Records:
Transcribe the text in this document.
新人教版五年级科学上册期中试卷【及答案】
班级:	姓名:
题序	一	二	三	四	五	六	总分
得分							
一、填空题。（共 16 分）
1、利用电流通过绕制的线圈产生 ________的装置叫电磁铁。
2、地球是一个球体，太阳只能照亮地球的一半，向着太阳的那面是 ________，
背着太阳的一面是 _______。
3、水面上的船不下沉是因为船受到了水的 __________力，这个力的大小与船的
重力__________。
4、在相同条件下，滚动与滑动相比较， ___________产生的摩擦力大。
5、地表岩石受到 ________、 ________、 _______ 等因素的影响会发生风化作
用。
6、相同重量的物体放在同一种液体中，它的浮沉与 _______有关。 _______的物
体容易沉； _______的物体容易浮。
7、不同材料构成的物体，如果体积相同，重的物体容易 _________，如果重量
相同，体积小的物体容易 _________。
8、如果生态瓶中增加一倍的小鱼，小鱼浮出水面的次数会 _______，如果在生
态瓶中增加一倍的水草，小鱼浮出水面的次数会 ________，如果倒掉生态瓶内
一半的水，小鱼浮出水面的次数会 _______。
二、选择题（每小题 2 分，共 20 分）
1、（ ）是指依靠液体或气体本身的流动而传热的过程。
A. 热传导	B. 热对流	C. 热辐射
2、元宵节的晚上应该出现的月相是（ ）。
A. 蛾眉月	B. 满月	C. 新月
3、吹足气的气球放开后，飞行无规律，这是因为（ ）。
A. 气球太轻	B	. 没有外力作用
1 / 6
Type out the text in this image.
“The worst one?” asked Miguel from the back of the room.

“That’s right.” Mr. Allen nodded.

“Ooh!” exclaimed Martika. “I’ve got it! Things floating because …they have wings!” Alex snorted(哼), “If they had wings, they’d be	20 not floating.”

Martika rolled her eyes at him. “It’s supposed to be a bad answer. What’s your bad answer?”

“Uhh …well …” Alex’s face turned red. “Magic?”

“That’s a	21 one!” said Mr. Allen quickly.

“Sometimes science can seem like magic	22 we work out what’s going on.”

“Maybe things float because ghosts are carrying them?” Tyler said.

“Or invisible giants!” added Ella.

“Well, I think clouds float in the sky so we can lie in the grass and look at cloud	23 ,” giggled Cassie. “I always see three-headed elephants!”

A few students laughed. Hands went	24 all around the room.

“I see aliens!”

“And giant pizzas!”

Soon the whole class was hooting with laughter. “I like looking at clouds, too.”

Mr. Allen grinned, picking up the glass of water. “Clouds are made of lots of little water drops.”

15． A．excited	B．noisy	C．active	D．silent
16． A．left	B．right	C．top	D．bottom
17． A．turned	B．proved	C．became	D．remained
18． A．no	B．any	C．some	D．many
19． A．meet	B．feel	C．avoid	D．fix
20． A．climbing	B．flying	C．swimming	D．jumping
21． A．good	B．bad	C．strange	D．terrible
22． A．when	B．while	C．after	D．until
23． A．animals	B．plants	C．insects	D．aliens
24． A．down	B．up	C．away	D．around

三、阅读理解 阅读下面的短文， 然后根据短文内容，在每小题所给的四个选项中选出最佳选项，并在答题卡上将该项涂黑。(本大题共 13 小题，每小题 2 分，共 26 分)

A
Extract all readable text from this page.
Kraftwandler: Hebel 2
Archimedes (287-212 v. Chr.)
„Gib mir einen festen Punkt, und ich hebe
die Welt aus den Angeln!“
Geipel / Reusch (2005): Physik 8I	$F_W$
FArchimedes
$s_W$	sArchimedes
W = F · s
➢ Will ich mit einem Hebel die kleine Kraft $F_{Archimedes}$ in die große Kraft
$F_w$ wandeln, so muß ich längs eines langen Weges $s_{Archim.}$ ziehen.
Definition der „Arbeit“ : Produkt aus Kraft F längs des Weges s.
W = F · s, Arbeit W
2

WRITTEN INSTRUCTION
Provide only the count of lines in the material above that hold the word "this".

REPLY
3